━━━ The records
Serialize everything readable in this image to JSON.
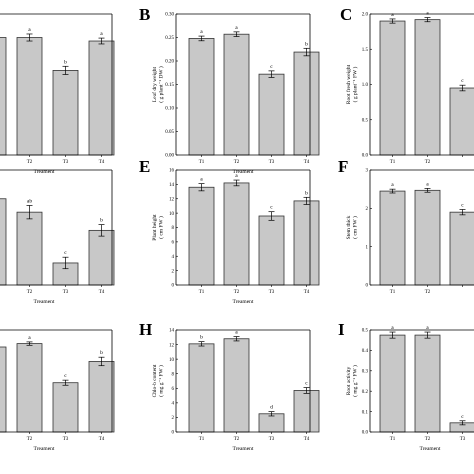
{
  "colors": {
    "bar_fill": "#c8c8c8",
    "bar_stroke": "#333333",
    "axis": "#000000",
    "background": "#ffffff"
  },
  "chart_data": [
    {
      "panel": "A",
      "letter": "",
      "type": "bar",
      "categories": [
        "T1",
        "T2",
        "T3",
        "T4"
      ],
      "tick_labels": [
        "",
        "T2",
        "T3",
        "T4"
      ],
      "values": [
        1.0,
        1.0,
        0.72,
        0.97
      ],
      "errors": [
        0.03,
        0.03,
        0.035,
        0.025
      ],
      "significance": [
        "",
        "a",
        "b",
        "a"
      ],
      "xlabel": "Treament",
      "ylabel": [],
      "ylim": [
        0,
        1.2
      ],
      "yticks": [],
      "show_y_axis": false
    },
    {
      "panel": "B",
      "letter": "B",
      "type": "bar",
      "categories": [
        "T1",
        "T2",
        "T3",
        "T4"
      ],
      "tick_labels": [
        "T1",
        "T2",
        "T3",
        "T4"
      ],
      "values": [
        0.248,
        0.257,
        0.172,
        0.219
      ],
      "errors": [
        0.005,
        0.005,
        0.007,
        0.008
      ],
      "significance": [
        "a",
        "a",
        "c",
        "b"
      ],
      "xlabel": "Treament",
      "ylabel": [
        "Leaf dry weight",
        "( g plant⁻¹ DW )"
      ],
      "ylim": [
        0,
        0.3
      ],
      "yticks": [
        "0.00",
        "0.05",
        "0.10",
        "0.15",
        "0.20",
        "0.25",
        "0.30"
      ],
      "show_y_axis": true
    },
    {
      "panel": "C",
      "letter": "C",
      "type": "bar",
      "categories": [
        "T1",
        "T2",
        "T3",
        "T4"
      ],
      "tick_labels": [
        "T1",
        "T2",
        "",
        ""
      ],
      "values": [
        1.9,
        1.92,
        0.95,
        null
      ],
      "errors": [
        0.03,
        0.03,
        0.04,
        null
      ],
      "significance": [
        "a",
        "a",
        "c",
        ""
      ],
      "xlabel": "",
      "ylabel": [
        "Root fresh weight",
        "( g plant⁻¹ FW )"
      ],
      "ylim": [
        0,
        2.0
      ],
      "yticks": [
        "0.0",
        "0.5",
        "1.0",
        "1.5",
        "2.0"
      ],
      "show_y_axis": true
    },
    {
      "panel": "D",
      "letter": "",
      "type": "bar",
      "categories": [
        "T1",
        "T2",
        "T3",
        "T4"
      ],
      "tick_labels": [
        "",
        "T2",
        "T3",
        "T4"
      ],
      "values": [
        0.9,
        0.76,
        0.23,
        0.57
      ],
      "errors": [
        0.03,
        0.07,
        0.06,
        0.06
      ],
      "significance": [
        "",
        "ab",
        "c",
        "b"
      ],
      "xlabel": "Treament",
      "ylabel": [],
      "ylim": [
        0,
        1.2
      ],
      "yticks": [],
      "show_y_axis": false
    },
    {
      "panel": "E",
      "letter": "E",
      "type": "bar",
      "categories": [
        "T1",
        "T2",
        "T3",
        "T4"
      ],
      "tick_labels": [
        "T1",
        "T2",
        "T3",
        "T4"
      ],
      "values": [
        13.6,
        14.2,
        9.6,
        11.7
      ],
      "errors": [
        0.5,
        0.4,
        0.6,
        0.5
      ],
      "significance": [
        "a",
        "a",
        "c",
        "b"
      ],
      "xlabel": "Treament",
      "ylabel": [
        "Plant height",
        "( cm FW )"
      ],
      "ylim": [
        0,
        16
      ],
      "yticks": [
        "0",
        "2",
        "4",
        "6",
        "8",
        "10",
        "12",
        "14",
        "16"
      ],
      "show_y_axis": true
    },
    {
      "panel": "F",
      "letter": "F",
      "type": "bar",
      "categories": [
        "T1",
        "T2",
        "T3",
        "T4"
      ],
      "tick_labels": [
        "T1",
        "T2",
        "",
        ""
      ],
      "values": [
        2.45,
        2.47,
        1.9,
        null
      ],
      "errors": [
        0.05,
        0.05,
        0.07,
        null
      ],
      "significance": [
        "a",
        "a",
        "c",
        ""
      ],
      "xlabel": "",
      "ylabel": [
        "Stem thick",
        "( cm FW )"
      ],
      "ylim": [
        0,
        3
      ],
      "yticks": [
        "0",
        "1",
        "2",
        "3"
      ],
      "show_y_axis": true
    },
    {
      "panel": "G",
      "letter": "",
      "type": "bar",
      "categories": [
        "T1",
        "T2",
        "T3",
        "T4"
      ],
      "tick_labels": [
        "",
        "T2",
        "T3",
        "T4"
      ],
      "values": [
        1.0,
        1.04,
        0.58,
        0.83
      ],
      "errors": [
        0.03,
        0.02,
        0.03,
        0.05
      ],
      "significance": [
        "",
        "a",
        "c",
        "b"
      ],
      "xlabel": "Treament",
      "ylabel": [],
      "ylim": [
        0,
        1.2
      ],
      "yticks": [],
      "show_y_axis": false
    },
    {
      "panel": "H",
      "letter": "H",
      "type": "bar",
      "categories": [
        "T1",
        "T2",
        "T3",
        "T4"
      ],
      "tick_labels": [
        "T1",
        "T2",
        "T3",
        "T4"
      ],
      "values": [
        12.1,
        12.8,
        2.5,
        5.7
      ],
      "errors": [
        0.3,
        0.3,
        0.3,
        0.4
      ],
      "significance": [
        "b",
        "a",
        "d",
        "c"
      ],
      "xlabel": "Treament",
      "ylabel": [
        "Chlo-b content",
        "( mg g⁻¹ FW )"
      ],
      "ylim": [
        0,
        14
      ],
      "yticks": [
        "0",
        "2",
        "4",
        "6",
        "8",
        "10",
        "12",
        "14"
      ],
      "show_y_axis": true
    },
    {
      "panel": "I",
      "letter": "I",
      "type": "bar",
      "categories": [
        "T1",
        "T2",
        "T3",
        "T4"
      ],
      "tick_labels": [
        "T1",
        "T2",
        "T3",
        ""
      ],
      "values": [
        0.475,
        0.475,
        0.045,
        null
      ],
      "errors": [
        0.015,
        0.015,
        0.01,
        null
      ],
      "significance": [
        "a",
        "a",
        "c",
        ""
      ],
      "xlabel": "Treament",
      "ylabel": [
        "Root activity",
        "( mg g⁻¹ FW )"
      ],
      "ylim": [
        0,
        0.5
      ],
      "yticks": [
        "0.0",
        "0.1",
        "0.2",
        "0.3",
        "0.4",
        "0.5"
      ],
      "show_y_axis": true
    }
  ]
}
━━━━━━
Task requirements:
Copy out each line of the entries that holds "panel".

Solution to this exercise:
      "panel": "A",
      "panel": "B",
      "panel": "C",
      "panel": "D",
      "panel": "E",
      "panel": "F",
      "panel": "G",
      "panel": "H",
      "panel": "I",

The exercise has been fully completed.